[Layout element annotations]
####

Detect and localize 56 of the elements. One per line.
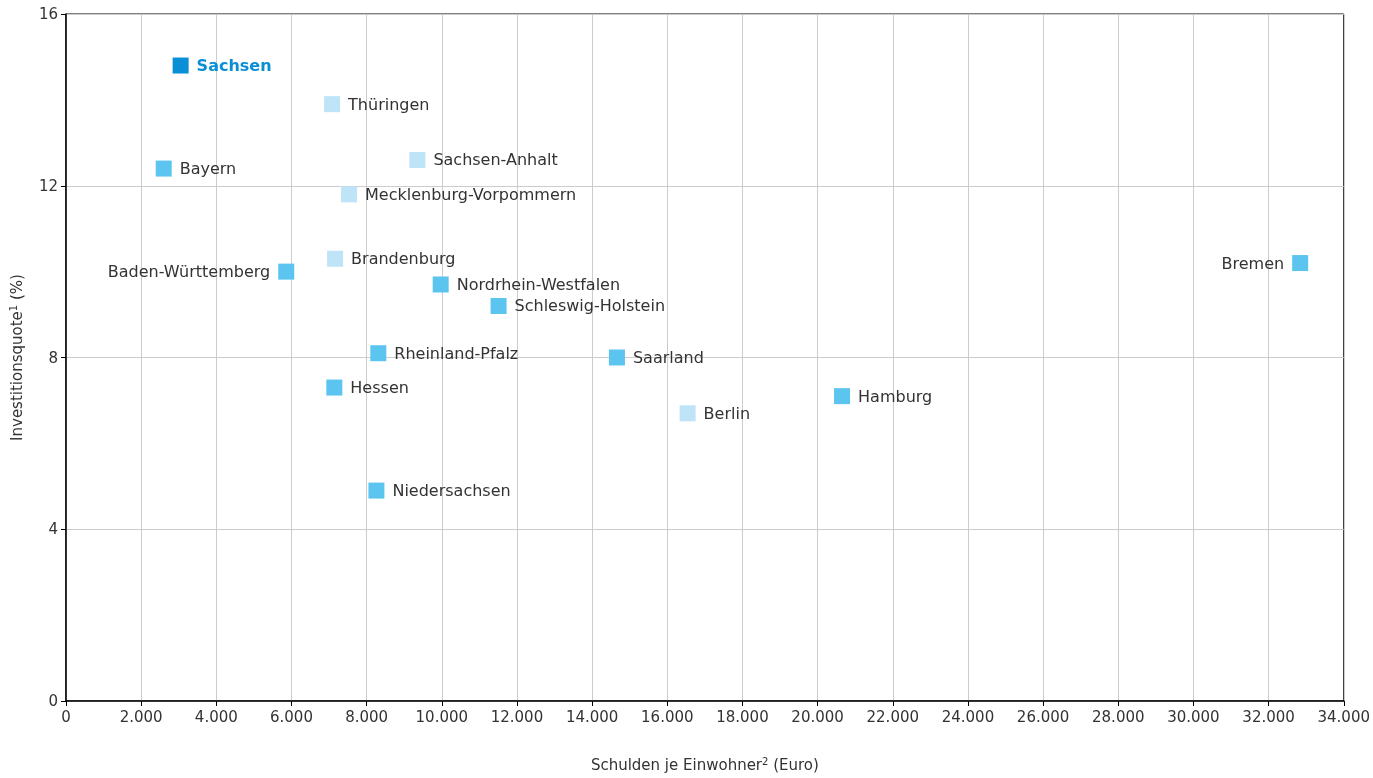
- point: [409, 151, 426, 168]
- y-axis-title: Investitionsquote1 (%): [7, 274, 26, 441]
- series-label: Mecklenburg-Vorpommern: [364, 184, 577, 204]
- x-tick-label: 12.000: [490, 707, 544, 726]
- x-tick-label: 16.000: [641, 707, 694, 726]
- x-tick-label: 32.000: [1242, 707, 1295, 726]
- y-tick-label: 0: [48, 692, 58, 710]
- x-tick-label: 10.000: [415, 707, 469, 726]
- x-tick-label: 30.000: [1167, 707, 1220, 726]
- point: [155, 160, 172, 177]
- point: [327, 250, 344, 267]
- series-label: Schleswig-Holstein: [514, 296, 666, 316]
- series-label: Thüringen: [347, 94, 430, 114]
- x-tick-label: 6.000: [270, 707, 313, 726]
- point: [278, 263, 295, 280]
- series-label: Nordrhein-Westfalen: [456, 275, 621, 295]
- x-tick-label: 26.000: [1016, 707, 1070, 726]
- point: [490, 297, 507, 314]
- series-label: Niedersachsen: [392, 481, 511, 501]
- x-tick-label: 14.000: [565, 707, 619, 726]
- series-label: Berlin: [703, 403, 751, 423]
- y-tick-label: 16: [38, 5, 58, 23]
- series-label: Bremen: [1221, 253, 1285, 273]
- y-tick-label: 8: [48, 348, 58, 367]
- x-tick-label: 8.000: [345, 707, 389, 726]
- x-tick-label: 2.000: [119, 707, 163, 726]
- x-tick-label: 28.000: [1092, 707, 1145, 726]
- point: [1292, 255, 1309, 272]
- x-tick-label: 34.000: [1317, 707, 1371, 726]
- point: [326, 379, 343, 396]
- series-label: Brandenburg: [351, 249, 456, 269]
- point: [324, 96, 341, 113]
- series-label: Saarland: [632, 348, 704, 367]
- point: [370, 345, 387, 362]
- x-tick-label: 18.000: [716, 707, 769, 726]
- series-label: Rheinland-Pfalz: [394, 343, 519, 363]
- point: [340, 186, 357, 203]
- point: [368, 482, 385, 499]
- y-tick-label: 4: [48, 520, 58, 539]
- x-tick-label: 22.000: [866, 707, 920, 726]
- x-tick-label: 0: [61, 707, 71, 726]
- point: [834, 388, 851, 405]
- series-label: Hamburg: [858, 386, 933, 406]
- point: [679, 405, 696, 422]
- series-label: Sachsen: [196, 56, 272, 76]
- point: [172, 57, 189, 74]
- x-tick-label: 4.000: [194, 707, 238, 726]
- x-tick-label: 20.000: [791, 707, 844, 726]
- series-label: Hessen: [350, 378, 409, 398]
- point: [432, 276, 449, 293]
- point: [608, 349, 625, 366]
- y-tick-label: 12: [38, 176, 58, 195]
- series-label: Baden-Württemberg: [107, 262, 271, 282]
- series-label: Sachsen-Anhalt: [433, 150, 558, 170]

####

Work to be completed:
Reproduce every line of the records above verbatim, omitting the pictures.

Finished exercise:
Detect and localize 56 of the elements. One per line.
- point: [409, 151, 426, 168]
- y-axis-title: Investitionsquote1 (%): [7, 274, 26, 441]
- series-label: Mecklenburg-Vorpommern: [364, 184, 577, 204]
- x-tick-label: 12.000: [490, 707, 544, 726]
- x-tick-label: 16.000: [641, 707, 694, 726]
- x-tick-label: 32.000: [1242, 707, 1295, 726]
- y-tick-label: 0: [48, 692, 58, 710]
- x-tick-label: 10.000: [415, 707, 469, 726]
- x-tick-label: 30.000: [1167, 707, 1220, 726]
- point: [155, 160, 172, 177]
- point: [327, 250, 344, 267]
- series-label: Schleswig-Holstein: [514, 296, 666, 316]
- series-label: Thüringen: [347, 94, 430, 114]
- x-tick-label: 6.000: [270, 707, 313, 726]
- point: [278, 263, 295, 280]
- series-label: Nordrhein-Westfalen: [456, 275, 621, 295]
- x-tick-label: 26.000: [1016, 707, 1070, 726]
- point: [490, 297, 507, 314]
- series-label: Niedersachsen: [392, 481, 511, 501]
- x-tick-label: 14.000: [565, 707, 619, 726]
- series-label: Berlin: [703, 403, 751, 423]
- y-tick-label: 16: [38, 5, 58, 23]
- series-label: Bremen: [1221, 253, 1285, 273]
- y-tick-label: 8: [48, 348, 58, 367]
- x-tick-label: 8.000: [345, 707, 389, 726]
- x-tick-label: 2.000: [119, 707, 163, 726]
- x-tick-label: 28.000: [1092, 707, 1145, 726]
- point: [1292, 255, 1309, 272]
- x-tick-label: 34.000: [1317, 707, 1371, 726]
- point: [326, 379, 343, 396]
- series-label: Brandenburg: [351, 249, 456, 269]
- point: [324, 96, 341, 113]
- series-label: Saarland: [632, 348, 704, 367]
- point: [370, 345, 387, 362]
- x-tick-label: 18.000: [716, 707, 769, 726]
- series-label: Rheinland-Pfalz: [394, 343, 519, 363]
- point: [340, 186, 357, 203]
- point: [368, 482, 385, 499]
- y-tick-label: 4: [48, 520, 58, 539]
- x-tick-label: 22.000: [866, 707, 920, 726]
- x-tick-label: 0: [61, 707, 71, 726]
- point: [834, 388, 851, 405]
- series-label: Hamburg: [858, 386, 933, 406]
- point: [679, 405, 696, 422]
- series-label: Sachsen: [196, 56, 272, 76]
- point: [172, 57, 189, 74]
- x-tick-label: 4.000: [194, 707, 238, 726]
- x-tick-label: 20.000: [791, 707, 844, 726]
- series-label: Hessen: [350, 378, 409, 398]
- point: [432, 276, 449, 293]
- point: [608, 349, 625, 366]
- y-tick-label: 12: [38, 176, 58, 195]
- series-label: Baden-Württemberg: [107, 262, 271, 282]
- series-label: Sachsen-Anhalt: [433, 150, 558, 170]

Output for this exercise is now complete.